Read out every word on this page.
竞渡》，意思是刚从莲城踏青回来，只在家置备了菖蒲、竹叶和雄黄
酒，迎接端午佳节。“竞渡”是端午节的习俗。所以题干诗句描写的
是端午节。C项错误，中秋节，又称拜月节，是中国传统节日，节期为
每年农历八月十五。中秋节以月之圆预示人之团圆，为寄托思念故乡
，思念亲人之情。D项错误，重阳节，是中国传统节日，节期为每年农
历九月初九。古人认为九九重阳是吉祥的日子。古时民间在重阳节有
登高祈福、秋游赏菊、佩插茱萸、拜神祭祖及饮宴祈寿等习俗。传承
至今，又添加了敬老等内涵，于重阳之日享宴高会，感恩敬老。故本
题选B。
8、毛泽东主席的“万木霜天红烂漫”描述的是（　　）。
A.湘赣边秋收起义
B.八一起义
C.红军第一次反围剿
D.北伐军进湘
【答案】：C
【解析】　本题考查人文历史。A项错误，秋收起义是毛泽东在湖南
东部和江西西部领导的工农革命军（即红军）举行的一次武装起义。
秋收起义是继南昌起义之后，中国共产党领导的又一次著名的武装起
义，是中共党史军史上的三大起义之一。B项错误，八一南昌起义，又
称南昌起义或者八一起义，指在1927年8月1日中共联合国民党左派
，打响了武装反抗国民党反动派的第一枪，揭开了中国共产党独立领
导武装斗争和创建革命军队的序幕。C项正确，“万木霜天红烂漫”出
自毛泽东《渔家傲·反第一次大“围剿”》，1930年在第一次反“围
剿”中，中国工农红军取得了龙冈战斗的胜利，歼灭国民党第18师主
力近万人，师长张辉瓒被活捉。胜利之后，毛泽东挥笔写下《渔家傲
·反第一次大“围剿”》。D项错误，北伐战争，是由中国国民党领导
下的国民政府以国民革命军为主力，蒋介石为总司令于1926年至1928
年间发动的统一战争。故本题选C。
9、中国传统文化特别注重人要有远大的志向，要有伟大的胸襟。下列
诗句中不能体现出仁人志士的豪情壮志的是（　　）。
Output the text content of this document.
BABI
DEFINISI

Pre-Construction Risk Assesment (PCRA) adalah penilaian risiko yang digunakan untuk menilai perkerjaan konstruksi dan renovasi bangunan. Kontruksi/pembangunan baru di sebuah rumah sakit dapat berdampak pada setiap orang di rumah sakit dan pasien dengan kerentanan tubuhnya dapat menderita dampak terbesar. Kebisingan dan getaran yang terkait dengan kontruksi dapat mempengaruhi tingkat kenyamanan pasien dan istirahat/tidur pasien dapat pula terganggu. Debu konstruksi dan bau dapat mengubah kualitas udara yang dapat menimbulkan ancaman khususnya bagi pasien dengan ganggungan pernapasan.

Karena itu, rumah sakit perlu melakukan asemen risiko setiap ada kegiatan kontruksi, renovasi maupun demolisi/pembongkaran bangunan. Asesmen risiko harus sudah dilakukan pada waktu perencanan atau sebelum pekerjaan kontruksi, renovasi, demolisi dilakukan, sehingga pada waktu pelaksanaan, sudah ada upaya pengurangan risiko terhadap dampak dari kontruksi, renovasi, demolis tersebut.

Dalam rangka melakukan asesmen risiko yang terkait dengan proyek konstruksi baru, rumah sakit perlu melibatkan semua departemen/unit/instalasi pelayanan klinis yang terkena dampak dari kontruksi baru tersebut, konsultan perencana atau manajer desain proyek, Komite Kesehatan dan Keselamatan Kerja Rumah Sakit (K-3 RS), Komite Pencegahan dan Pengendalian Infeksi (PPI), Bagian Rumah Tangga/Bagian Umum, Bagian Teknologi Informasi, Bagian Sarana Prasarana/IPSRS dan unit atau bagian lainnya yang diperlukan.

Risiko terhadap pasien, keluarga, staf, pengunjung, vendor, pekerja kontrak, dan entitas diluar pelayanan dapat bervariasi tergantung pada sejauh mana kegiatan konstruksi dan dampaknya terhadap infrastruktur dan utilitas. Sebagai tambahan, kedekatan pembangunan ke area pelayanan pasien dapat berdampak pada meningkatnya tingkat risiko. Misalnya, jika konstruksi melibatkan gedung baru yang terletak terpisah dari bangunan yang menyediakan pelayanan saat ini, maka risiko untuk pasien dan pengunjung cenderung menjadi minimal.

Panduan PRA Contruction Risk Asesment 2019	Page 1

* The task *
Faithfully copy every entry, leaving nothing out.

* Exercise result *
Read out every word on this page.
竞渡》，意思是刚从莲城踏青回来，只在家置备了菖蒲、竹叶和雄黄
酒，迎接端午佳节。“竞渡”是端午节的习俗。所以题干诗句描写的
是端午节。C项错误，中秋节，又称拜月节，是中国传统节日，节期为
每年农历八月十五。中秋节以月之圆预示人之团圆，为寄托思念故乡
，思念亲人之情。D项错误，重阳节，是中国传统节日，节期为每年农
历九月初九。古人认为九九重阳是吉祥的日子。古时民间在重阳节有
登高祈福、秋游赏菊、佩插茱萸、拜神祭祖及饮宴祈寿等习俗。传承
至今，又添加了敬老等内涵，于重阳之日享宴高会，感恩敬老。故本
题选B。
8、毛泽东主席的“万木霜天红烂漫”描述的是（　　）。
A.湘赣边秋收起义
B.八一起义
C.红军第一次反围剿
D.北伐军进湘
【答案】：C
【解析】　本题考查人文历史。A项错误，秋收起义是毛泽东在湖南
东部和江西西部领导的工农革命军（即红军）举行的一次武装起义。
秋收起义是继南昌起义之后，中国共产党领导的又一次著名的武装起
义，是中共党史军史上的三大起义之一。B项错误，八一南昌起义，又
称南昌起义或者八一起义，指在1927年8月1日中共联合国民党左派
，打响了武装反抗国民党反动派的第一枪，揭开了中国共产党独立领
导武装斗争和创建革命军队的序幕。C项正确，“万木霜天红烂漫”出
自毛泽东《渔家傲·反第一次大“围剿”》，1930年在第一次反“围
剿”中，中国工农红军取得了龙冈战斗的胜利，歼灭国民党第18师主
力近万人，师长张辉瓒被活捉。胜利之后，毛泽东挥笔写下《渔家傲
·反第一次大“围剿”》。D项错误，北伐战争，是由中国国民党领导
下的国民政府以国民革命军为主力，蒋介石为总司令于1926年至1928
年间发动的统一战争。故本题选C。
9、中国传统文化特别注重人要有远大的志向，要有伟大的胸襟。下列
诗句中不能体现出仁人志士的豪情壮志的是（　　）。
Output the text content of this document.
BABI
DEFINISI

Pre-Construction Risk Assesment (PCRA) adalah penilaian risiko yang digunakan untuk menilai perkerjaan konstruksi dan renovasi bangunan. Kontruksi/pembangunan baru di sebuah rumah sakit dapat berdampak pada setiap orang di rumah sakit dan pasien dengan kerentanan tubuhnya dapat menderita dampak terbesar. Kebisingan dan getaran yang terkait dengan kontruksi dapat mempengaruhi tingkat kenyamanan pasien dan istirahat/tidur pasien dapat pula terganggu. Debu konstruksi dan bau dapat mengubah kualitas udara yang dapat menimbulkan ancaman khususnya bagi pasien dengan ganggungan pernapasan.

Karena itu, rumah sakit perlu melakukan asemen risiko setiap ada kegiatan kontruksi, renovasi maupun demolisi/pembongkaran bangunan. Asesmen risiko harus sudah dilakukan pada waktu perencanan atau sebelum pekerjaan kontruksi, renovasi, demolisi dilakukan, sehingga pada waktu pelaksanaan, sudah ada upaya pengurangan risiko terhadap dampak dari kontruksi, renovasi, demolis tersebut.

Dalam rangka melakukan asesmen risiko yang terkait dengan proyek konstruksi baru, rumah sakit perlu melibatkan semua departemen/unit/instalasi pelayanan klinis yang terkena dampak dari kontruksi baru tersebut, konsultan perencana atau manajer desain proyek, Komite Kesehatan dan Keselamatan Kerja Rumah Sakit (K-3 RS), Komite Pencegahan dan Pengendalian Infeksi (PPI), Bagian Rumah Tangga/Bagian Umum, Bagian Teknologi Informasi, Bagian Sarana Prasarana/IPSRS dan unit atau bagian lainnya yang diperlukan.

Risiko terhadap pasien, keluarga, staf, pengunjung, vendor, pekerja kontrak, dan entitas diluar pelayanan dapat bervariasi tergantung pada sejauh mana kegiatan konstruksi dan dampaknya terhadap infrastruktur dan utilitas. Sebagai tambahan, kedekatan pembangunan ke area pelayanan pasien dapat berdampak pada meningkatnya tingkat risiko. Misalnya, jika konstruksi melibatkan gedung baru yang terletak terpisah dari bangunan yang menyediakan pelayanan saat ini, maka risiko untuk pasien dan pengunjung cenderung menjadi minimal.

Panduan PRA Contruction Risk Asesment 2019	Page 1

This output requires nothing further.